- _Problem description_: Repeat the lines starting at the one containing "- left-tick-label: 0: [45, 262, 56, 284]" and ending at the one containing "- bar: [501, 267, 530, 273]", with "right-tick-label" swapped for "right-axis-label" and nothing else changed.

- _Listed records_:
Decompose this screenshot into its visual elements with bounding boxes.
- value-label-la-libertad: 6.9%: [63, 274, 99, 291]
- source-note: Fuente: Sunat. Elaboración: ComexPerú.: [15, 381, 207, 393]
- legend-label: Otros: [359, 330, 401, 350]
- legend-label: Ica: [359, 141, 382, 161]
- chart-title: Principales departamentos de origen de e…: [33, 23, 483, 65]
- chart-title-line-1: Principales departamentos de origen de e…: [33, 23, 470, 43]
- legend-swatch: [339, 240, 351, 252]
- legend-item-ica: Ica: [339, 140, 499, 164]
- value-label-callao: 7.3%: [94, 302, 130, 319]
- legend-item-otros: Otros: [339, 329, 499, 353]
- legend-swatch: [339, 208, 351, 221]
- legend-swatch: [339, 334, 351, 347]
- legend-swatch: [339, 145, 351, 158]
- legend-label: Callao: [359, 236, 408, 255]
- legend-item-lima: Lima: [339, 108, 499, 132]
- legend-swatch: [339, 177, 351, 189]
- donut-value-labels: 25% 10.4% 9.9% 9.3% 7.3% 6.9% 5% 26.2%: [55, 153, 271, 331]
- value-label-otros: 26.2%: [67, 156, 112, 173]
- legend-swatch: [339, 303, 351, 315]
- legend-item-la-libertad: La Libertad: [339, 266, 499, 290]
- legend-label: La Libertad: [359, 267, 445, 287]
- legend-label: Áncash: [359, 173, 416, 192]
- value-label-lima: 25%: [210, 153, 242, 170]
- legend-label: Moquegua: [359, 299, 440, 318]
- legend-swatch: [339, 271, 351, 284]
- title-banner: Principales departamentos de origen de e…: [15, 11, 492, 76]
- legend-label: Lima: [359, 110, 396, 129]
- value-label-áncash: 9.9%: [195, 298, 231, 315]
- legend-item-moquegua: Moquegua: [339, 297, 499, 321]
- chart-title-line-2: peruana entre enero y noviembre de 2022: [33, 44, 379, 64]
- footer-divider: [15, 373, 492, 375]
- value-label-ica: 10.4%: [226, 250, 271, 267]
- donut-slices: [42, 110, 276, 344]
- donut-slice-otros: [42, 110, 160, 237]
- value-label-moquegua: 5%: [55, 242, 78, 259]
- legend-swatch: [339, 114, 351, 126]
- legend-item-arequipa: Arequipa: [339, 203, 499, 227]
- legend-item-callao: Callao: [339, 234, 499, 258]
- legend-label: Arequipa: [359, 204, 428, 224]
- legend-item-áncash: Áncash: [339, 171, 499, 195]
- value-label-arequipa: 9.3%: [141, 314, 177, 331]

--

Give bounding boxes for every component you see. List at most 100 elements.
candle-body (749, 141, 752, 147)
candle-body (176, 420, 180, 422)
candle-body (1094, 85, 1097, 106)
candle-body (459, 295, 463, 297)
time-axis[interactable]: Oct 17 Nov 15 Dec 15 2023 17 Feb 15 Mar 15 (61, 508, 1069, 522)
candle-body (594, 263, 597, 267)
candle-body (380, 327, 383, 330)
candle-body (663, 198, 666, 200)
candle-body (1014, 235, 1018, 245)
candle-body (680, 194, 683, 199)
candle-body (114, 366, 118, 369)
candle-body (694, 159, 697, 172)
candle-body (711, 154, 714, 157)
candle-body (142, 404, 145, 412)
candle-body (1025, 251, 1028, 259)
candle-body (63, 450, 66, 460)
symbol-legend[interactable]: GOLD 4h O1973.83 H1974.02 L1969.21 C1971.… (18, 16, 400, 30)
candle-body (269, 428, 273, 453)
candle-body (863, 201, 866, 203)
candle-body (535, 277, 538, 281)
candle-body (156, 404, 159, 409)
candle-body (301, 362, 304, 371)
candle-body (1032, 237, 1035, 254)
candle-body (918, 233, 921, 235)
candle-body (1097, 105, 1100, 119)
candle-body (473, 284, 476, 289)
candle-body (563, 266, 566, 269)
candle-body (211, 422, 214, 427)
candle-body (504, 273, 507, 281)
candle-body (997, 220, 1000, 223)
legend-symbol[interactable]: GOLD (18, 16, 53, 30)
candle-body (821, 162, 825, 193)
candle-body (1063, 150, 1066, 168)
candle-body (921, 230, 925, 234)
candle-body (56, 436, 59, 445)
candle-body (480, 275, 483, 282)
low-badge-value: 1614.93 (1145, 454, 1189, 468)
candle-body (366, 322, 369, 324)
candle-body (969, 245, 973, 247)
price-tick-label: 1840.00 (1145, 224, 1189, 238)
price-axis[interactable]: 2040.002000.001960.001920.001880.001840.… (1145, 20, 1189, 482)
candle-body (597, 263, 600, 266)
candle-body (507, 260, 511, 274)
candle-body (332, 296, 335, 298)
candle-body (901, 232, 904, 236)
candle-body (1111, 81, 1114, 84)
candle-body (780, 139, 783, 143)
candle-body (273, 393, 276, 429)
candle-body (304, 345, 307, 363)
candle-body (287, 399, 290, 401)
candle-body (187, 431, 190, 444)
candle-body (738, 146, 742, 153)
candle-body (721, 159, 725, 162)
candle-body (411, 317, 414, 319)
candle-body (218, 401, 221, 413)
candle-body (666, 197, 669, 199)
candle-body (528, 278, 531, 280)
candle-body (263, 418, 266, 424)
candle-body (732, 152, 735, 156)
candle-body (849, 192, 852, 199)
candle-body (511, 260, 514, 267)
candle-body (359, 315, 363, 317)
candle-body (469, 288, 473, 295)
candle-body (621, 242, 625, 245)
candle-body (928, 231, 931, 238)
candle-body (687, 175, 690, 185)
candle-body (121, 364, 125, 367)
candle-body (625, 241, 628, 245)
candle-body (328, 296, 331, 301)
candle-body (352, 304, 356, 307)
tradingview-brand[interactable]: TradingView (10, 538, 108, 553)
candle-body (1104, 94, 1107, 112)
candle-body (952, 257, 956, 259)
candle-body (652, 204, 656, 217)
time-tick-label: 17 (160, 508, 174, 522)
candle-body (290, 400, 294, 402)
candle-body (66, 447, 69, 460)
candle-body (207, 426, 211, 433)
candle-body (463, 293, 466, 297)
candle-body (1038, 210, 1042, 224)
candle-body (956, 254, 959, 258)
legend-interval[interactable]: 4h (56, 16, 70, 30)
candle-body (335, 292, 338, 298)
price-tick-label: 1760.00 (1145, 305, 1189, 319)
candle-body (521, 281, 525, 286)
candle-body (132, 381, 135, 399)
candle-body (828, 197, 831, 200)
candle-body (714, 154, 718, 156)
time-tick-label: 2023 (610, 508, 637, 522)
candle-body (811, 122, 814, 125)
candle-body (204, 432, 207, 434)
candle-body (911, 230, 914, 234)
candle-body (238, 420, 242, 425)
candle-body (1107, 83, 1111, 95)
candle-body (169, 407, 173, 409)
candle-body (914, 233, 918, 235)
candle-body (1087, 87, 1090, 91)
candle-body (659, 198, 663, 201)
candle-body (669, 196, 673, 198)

* * *

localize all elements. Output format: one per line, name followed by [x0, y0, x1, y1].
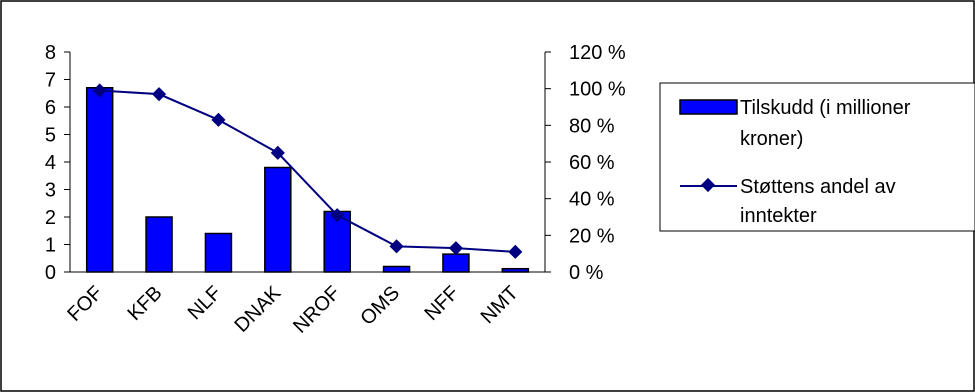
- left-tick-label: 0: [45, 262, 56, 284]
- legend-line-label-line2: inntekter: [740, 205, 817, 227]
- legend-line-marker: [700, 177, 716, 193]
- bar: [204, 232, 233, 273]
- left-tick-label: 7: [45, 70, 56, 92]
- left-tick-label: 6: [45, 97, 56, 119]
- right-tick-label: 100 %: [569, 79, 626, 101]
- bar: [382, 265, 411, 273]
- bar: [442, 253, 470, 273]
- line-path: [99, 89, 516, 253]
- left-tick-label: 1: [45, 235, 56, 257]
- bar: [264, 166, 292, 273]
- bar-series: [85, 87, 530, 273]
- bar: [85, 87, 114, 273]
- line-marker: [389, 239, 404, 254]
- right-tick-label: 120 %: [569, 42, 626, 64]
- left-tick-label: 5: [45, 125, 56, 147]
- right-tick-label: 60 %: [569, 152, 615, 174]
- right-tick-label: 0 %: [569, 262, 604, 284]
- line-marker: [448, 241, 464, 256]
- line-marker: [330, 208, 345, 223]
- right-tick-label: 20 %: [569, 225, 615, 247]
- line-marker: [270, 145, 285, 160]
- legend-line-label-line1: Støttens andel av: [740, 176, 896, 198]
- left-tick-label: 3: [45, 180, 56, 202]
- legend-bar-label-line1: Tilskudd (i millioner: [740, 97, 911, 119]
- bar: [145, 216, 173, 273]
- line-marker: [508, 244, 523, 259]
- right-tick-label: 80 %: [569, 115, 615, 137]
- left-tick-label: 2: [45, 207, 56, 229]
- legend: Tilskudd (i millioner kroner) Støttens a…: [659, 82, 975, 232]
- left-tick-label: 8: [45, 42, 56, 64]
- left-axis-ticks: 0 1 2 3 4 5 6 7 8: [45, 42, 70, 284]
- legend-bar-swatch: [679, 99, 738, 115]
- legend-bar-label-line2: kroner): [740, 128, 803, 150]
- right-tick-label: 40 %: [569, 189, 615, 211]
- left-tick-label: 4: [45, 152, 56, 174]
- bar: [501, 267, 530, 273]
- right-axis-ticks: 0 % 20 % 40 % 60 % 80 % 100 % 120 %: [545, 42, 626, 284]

- _Response to the task_:
- left-tick-label: 0: [45, 262, 56, 284]
- legend-line-label-line2: inntekter: [740, 205, 817, 227]
- legend-line-marker: [700, 177, 716, 193]
- bar: [204, 232, 233, 273]
- left-tick-label: 7: [45, 70, 56, 92]
- left-tick-label: 6: [45, 97, 56, 119]
- right-axis-label: 100 %: [569, 79, 626, 101]
- bar: [382, 265, 411, 273]
- bar: [442, 253, 470, 273]
- line-path: [99, 89, 516, 253]
- left-tick-label: 1: [45, 235, 56, 257]
- bar: [264, 166, 292, 273]
- bar-series: [85, 87, 530, 273]
- bar: [85, 87, 114, 273]
- line-marker: [389, 239, 404, 254]
- right-axis-label: 120 %: [569, 42, 626, 64]
- left-tick-label: 5: [45, 125, 56, 147]
- right-axis-label: 60 %: [569, 152, 615, 174]
- right-axis-label: 0 %: [569, 262, 604, 284]
- line-marker: [448, 241, 464, 256]
- line-marker: [330, 208, 345, 223]
- right-axis-label: 20 %: [569, 225, 615, 247]
- line-marker: [270, 145, 285, 160]
- legend-line-label-line1: Støttens andel av: [740, 176, 896, 198]
- left-tick-label: 3: [45, 180, 56, 202]
- legend-bar-label-line1: Tilskudd (i millioner: [740, 97, 911, 119]
- bar: [145, 216, 173, 273]
- line-marker: [508, 244, 523, 259]
- right-axis-label: 80 %: [569, 115, 615, 137]
- left-tick-label: 2: [45, 207, 56, 229]
- legend: Tilskudd (i millioner kroner) Støttens a…: [659, 82, 975, 232]
- left-tick-label: 8: [45, 42, 56, 64]
- left-axis-ticks: 0 1 2 3 4 5 6 7 8: [45, 42, 70, 284]
- legend-bar-swatch: [679, 99, 738, 115]
- legend-bar-label-line2: kroner): [740, 128, 803, 150]
- right-axis-label: 40 %: [569, 189, 615, 211]
- left-tick-label: 4: [45, 152, 56, 174]
- bar: [501, 267, 530, 273]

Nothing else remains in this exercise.